Source data:

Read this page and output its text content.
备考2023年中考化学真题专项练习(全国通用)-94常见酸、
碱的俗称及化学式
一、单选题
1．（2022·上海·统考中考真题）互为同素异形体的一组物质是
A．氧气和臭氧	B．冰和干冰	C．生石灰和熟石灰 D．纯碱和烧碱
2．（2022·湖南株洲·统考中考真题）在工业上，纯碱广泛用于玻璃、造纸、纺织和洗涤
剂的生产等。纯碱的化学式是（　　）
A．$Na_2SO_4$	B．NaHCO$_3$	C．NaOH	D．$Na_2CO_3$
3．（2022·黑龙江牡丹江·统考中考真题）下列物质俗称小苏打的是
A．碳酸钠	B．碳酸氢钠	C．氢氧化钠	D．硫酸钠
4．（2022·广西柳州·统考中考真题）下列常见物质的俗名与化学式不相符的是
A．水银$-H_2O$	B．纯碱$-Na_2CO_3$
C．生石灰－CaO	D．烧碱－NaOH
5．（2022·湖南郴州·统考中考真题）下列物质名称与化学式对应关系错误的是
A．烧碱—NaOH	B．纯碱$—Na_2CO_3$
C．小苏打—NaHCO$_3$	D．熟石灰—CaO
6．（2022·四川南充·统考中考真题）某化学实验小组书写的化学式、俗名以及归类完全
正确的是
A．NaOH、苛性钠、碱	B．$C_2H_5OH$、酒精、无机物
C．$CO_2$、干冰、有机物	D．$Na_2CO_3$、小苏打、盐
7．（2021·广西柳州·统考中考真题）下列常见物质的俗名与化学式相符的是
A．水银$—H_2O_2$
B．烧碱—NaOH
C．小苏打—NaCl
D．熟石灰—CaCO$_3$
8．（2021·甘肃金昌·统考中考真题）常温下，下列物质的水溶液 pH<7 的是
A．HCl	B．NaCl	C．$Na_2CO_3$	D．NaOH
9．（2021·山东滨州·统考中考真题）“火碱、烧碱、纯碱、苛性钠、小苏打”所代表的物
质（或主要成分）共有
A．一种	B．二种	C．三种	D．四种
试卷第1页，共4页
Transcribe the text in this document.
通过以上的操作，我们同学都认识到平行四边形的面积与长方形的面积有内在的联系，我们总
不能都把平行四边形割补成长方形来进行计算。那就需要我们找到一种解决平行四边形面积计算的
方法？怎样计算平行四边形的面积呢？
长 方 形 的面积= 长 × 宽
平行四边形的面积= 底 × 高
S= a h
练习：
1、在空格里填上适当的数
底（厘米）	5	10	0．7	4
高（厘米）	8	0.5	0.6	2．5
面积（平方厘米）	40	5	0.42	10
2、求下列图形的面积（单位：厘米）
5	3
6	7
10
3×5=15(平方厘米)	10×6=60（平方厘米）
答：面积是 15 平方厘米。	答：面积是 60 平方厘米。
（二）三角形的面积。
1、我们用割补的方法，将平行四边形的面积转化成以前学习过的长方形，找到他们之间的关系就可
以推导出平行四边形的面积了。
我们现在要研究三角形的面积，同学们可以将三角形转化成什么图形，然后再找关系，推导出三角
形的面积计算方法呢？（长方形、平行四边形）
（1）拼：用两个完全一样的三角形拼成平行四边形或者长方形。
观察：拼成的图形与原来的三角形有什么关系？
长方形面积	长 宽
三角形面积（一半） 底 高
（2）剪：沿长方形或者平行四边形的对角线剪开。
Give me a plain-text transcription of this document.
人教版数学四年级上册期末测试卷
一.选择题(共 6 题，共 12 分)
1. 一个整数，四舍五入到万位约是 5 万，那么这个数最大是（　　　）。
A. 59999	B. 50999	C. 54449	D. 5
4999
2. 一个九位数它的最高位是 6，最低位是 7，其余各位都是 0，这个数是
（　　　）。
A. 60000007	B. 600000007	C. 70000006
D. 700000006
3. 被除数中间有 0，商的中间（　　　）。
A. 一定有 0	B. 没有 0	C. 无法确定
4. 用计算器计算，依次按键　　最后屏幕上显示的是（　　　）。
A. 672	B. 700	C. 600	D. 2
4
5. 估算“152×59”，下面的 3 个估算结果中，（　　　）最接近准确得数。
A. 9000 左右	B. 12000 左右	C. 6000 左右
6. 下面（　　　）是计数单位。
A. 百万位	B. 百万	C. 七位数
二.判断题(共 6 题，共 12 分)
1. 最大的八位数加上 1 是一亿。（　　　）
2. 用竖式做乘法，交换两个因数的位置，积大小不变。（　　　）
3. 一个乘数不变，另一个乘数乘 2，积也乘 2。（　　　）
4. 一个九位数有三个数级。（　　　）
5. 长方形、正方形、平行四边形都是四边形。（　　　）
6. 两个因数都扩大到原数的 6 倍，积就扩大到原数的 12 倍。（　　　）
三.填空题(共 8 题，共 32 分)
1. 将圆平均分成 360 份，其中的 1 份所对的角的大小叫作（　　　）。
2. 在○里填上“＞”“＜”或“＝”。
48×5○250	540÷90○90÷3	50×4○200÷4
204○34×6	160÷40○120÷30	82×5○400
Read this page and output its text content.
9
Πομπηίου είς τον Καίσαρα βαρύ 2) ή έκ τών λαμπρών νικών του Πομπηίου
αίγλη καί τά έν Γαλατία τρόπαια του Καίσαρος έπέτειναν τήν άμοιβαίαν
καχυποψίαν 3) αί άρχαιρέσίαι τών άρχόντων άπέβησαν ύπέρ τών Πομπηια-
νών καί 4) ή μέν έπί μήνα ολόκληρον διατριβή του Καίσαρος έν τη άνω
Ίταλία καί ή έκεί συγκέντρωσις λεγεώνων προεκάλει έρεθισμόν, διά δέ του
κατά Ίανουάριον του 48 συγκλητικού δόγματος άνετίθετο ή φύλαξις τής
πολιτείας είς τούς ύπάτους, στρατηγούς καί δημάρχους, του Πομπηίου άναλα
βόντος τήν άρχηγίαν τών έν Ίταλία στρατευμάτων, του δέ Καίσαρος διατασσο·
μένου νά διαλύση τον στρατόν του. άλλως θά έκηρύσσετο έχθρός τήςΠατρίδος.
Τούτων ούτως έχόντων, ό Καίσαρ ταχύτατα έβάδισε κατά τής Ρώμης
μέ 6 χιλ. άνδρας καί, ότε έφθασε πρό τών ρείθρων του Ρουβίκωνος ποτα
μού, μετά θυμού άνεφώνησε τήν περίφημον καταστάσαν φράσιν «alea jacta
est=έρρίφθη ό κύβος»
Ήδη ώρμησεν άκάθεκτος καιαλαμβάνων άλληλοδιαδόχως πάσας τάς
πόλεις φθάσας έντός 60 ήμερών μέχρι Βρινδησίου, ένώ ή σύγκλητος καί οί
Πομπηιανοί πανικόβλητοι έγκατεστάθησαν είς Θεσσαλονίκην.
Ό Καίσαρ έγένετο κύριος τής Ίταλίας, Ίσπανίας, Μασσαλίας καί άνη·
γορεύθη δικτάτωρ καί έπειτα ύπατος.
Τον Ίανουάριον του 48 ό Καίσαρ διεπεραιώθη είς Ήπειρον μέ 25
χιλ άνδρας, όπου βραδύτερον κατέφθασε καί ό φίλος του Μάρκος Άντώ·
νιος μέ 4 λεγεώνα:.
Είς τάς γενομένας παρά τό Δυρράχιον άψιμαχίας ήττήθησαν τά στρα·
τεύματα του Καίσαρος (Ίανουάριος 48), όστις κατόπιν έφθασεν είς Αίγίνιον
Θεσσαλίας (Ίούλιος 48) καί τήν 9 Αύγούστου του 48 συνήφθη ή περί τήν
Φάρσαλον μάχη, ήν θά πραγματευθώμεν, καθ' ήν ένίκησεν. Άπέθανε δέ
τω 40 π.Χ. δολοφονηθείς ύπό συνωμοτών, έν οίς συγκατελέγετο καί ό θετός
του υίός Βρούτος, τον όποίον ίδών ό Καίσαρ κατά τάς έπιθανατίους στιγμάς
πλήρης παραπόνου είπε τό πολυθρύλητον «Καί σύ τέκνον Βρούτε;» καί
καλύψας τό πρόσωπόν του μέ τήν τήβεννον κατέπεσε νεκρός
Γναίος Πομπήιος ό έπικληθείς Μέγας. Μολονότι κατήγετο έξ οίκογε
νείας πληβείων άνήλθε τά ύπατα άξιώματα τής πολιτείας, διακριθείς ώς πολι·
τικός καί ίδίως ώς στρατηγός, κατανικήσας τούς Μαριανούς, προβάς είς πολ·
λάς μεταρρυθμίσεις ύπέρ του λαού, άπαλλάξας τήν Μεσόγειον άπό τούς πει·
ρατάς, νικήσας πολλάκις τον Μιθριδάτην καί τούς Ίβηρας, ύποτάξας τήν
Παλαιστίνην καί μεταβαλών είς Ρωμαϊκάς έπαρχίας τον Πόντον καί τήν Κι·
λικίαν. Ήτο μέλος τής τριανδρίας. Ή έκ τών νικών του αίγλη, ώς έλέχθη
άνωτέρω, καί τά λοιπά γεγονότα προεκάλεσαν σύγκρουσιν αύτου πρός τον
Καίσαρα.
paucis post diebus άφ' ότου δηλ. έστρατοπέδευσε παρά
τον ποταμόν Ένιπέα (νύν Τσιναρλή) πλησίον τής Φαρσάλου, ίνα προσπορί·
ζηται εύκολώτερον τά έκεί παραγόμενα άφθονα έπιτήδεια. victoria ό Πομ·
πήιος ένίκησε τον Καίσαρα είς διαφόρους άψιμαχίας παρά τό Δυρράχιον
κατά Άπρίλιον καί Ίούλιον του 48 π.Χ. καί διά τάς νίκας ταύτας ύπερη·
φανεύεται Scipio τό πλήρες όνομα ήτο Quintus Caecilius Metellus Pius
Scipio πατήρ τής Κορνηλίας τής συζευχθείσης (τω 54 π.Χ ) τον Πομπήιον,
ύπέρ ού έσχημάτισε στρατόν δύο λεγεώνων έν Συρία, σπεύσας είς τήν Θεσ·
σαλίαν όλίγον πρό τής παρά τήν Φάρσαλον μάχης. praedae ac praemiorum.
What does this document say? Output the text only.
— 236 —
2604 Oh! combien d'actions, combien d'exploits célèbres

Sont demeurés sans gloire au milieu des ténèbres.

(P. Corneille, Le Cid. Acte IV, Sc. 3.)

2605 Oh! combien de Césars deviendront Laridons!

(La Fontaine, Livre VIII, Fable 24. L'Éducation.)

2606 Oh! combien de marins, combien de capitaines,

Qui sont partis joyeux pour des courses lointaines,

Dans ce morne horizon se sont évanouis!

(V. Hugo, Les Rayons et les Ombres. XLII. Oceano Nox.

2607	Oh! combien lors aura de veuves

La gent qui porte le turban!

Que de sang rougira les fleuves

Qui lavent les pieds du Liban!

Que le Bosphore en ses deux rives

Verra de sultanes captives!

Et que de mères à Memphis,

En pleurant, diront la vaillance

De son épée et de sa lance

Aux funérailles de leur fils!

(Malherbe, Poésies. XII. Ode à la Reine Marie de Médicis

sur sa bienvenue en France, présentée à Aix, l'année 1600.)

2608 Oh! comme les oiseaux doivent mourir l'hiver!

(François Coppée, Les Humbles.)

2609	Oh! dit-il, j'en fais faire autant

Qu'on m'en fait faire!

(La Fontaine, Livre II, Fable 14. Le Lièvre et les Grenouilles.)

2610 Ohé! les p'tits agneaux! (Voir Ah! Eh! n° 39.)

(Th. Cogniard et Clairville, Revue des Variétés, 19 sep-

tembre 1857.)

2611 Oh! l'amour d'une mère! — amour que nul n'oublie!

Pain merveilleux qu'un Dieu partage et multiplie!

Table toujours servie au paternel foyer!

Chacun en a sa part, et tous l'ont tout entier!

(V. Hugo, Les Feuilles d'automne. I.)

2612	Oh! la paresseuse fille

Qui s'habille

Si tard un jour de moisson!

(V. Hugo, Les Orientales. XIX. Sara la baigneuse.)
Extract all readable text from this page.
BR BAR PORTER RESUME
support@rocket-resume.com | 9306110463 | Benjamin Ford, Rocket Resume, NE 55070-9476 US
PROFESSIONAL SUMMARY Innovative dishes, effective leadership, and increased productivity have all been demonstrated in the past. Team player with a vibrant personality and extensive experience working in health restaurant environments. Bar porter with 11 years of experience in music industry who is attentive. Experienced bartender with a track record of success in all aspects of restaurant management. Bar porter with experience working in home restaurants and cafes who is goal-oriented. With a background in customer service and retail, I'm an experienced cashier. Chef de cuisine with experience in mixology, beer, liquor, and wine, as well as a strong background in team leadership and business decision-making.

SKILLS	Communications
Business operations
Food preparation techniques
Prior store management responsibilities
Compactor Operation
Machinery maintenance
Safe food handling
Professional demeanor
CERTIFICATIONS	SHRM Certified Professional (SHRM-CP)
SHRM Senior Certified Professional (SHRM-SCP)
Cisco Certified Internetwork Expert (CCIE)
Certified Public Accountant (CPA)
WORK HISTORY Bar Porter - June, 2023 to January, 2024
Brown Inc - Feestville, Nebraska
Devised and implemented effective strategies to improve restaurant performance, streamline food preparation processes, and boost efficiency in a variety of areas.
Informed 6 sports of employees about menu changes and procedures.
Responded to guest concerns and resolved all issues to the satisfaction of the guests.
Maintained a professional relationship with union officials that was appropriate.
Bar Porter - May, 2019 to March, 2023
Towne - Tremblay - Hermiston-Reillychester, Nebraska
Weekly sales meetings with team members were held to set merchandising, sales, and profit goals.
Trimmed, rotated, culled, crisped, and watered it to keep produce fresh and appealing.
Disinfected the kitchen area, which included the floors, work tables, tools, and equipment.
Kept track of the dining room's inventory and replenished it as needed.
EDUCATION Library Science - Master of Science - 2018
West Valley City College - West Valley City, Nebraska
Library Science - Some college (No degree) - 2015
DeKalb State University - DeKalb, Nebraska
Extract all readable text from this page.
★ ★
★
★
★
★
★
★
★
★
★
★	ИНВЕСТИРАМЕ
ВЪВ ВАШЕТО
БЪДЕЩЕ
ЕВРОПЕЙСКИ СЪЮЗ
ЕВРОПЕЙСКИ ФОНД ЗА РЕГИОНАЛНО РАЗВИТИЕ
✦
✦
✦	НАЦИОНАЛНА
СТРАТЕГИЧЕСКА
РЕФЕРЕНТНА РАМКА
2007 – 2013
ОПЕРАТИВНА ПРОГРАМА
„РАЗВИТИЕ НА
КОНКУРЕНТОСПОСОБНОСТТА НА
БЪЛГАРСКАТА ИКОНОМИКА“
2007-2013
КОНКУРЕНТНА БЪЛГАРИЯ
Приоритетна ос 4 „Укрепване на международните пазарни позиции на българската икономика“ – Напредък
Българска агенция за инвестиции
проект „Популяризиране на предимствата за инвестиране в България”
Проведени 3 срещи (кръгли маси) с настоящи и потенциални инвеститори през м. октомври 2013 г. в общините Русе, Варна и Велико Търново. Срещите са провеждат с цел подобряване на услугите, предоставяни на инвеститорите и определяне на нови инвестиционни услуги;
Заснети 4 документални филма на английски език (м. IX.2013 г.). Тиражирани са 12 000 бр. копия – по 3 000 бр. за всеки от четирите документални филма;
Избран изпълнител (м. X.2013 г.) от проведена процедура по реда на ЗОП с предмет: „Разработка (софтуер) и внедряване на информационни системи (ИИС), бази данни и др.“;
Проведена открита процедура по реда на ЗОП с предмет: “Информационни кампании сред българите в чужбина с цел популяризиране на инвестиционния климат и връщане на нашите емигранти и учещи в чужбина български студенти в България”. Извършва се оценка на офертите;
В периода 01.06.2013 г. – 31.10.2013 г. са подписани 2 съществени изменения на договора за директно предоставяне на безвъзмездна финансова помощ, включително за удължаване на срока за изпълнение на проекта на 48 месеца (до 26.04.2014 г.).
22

Exercise aim: Look through the entries and work out how many lines have the word "Hugo" in them; reply with that number only.

Task response: 3